DESCRIPTION OF THE TASK ->
Gather all lines from the material that contain the word "organizowane".

DATA TO USE ->
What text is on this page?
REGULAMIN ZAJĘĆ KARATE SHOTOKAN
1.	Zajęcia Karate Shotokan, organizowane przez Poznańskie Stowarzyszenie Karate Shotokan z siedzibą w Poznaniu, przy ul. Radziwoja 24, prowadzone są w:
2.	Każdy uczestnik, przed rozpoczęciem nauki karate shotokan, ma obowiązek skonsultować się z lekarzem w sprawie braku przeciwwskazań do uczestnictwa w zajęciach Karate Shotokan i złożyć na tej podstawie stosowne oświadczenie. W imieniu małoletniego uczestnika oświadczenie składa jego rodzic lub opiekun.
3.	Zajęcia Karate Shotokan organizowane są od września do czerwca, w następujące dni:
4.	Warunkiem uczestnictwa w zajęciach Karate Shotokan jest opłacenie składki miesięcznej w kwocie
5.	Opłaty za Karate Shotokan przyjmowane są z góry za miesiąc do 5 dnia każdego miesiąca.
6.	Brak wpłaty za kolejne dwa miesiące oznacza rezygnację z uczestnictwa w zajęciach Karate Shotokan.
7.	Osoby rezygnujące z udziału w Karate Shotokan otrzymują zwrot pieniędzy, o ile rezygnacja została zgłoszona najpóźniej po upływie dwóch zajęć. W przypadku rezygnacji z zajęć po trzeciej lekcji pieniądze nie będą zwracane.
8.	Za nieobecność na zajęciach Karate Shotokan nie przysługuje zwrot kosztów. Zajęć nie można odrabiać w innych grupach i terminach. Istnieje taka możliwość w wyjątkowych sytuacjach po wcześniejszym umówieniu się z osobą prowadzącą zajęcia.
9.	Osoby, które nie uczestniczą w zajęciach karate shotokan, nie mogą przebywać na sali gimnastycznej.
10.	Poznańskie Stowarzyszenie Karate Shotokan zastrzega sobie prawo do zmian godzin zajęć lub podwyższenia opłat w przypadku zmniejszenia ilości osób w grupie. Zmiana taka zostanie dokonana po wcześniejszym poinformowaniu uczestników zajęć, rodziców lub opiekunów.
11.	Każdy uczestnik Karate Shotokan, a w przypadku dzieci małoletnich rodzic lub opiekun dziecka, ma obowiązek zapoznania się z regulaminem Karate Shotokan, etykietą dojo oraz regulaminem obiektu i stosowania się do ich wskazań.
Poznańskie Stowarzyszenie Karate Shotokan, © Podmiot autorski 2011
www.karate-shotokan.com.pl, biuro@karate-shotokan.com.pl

REPLY TO THE EXERCISE ->
1.	Zajęcia Karate Shotokan, organizowane przez Poznańskie Stowarzyszenie Karate Shotokan z siedzibą w Poznaniu, przy ul. Radziwoja 24, prowadzone są w:
3.	Zajęcia Karate Shotokan organizowane są od września do czerwca, w następujące dni:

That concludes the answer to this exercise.